Stated goal: Each line that includes "BOSD" counts once; give the total and nothing besides.

** Start Exercise material **

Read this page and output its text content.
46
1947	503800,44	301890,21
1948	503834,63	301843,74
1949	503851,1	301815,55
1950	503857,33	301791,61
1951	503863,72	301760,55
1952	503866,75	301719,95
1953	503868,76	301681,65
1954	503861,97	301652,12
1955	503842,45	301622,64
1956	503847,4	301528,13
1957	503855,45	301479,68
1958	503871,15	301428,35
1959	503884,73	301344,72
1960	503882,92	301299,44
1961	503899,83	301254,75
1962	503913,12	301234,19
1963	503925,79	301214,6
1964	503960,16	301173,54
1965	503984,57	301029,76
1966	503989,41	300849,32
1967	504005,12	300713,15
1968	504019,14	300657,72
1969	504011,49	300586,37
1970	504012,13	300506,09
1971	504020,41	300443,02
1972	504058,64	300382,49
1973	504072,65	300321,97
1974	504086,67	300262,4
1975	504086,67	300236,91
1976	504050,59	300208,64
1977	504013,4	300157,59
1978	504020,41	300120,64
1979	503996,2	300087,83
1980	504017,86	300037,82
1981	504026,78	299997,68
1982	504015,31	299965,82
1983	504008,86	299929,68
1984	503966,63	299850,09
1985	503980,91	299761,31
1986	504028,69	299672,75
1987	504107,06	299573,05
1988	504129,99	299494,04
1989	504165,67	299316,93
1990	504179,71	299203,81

** End Exercise material **
** Start Exercise material **

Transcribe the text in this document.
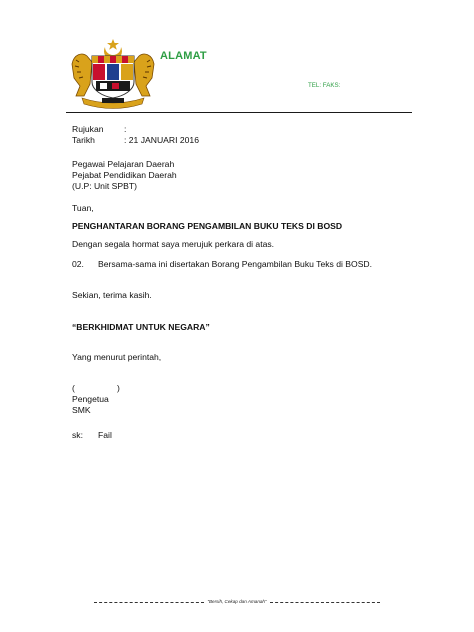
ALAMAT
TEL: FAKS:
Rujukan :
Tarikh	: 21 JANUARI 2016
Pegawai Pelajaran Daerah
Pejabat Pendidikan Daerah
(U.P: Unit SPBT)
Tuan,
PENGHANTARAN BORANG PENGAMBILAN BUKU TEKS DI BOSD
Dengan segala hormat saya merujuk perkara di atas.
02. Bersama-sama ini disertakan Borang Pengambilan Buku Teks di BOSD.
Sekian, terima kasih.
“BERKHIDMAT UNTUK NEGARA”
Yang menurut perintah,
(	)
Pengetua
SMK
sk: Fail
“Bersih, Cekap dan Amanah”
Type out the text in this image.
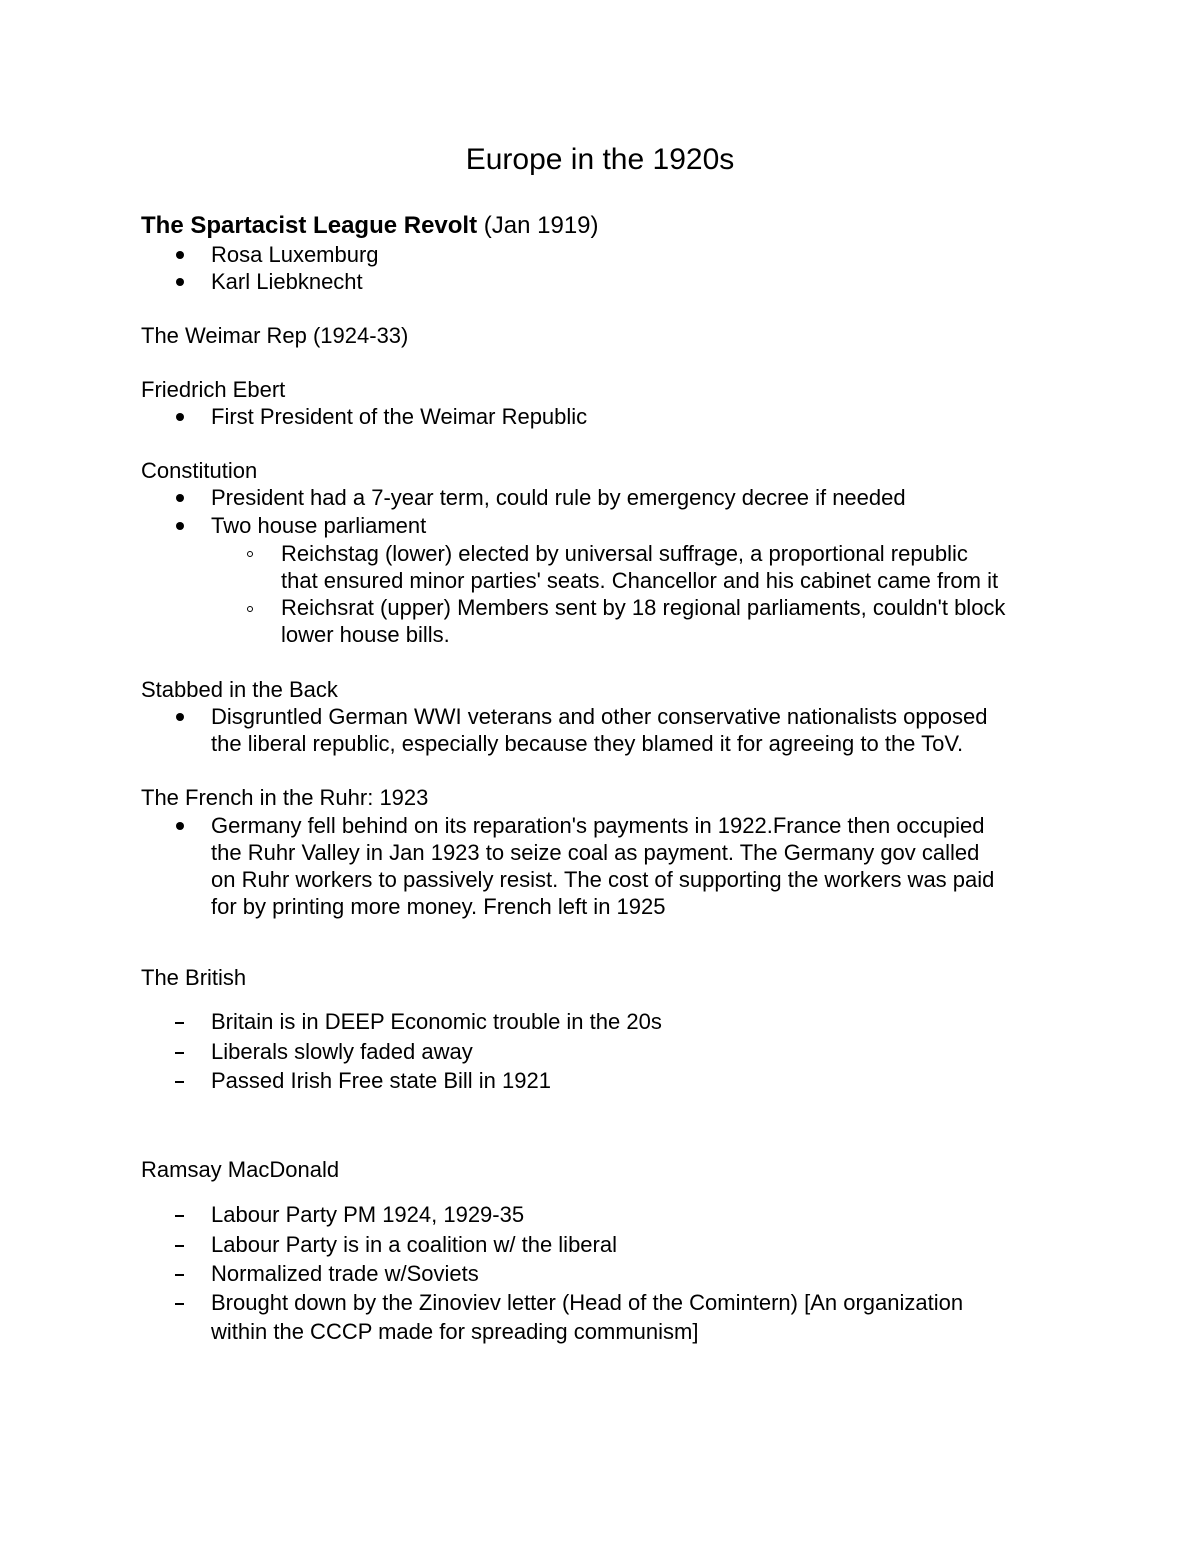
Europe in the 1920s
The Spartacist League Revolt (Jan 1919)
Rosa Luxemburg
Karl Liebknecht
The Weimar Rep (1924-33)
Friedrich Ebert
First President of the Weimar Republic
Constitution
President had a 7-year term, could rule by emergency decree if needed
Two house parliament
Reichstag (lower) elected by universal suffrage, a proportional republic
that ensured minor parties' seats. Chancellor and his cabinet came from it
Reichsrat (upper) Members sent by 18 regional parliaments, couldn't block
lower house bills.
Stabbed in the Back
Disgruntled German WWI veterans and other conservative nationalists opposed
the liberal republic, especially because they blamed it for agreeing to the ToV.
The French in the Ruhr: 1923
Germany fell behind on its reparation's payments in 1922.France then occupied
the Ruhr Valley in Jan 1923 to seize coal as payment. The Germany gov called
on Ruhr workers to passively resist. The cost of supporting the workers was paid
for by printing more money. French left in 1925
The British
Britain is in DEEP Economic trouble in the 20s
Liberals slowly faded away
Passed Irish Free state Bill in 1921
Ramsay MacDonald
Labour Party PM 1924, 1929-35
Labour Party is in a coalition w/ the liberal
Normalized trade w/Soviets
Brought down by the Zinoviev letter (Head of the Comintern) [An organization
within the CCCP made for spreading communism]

** End Exercise material **

The response: 2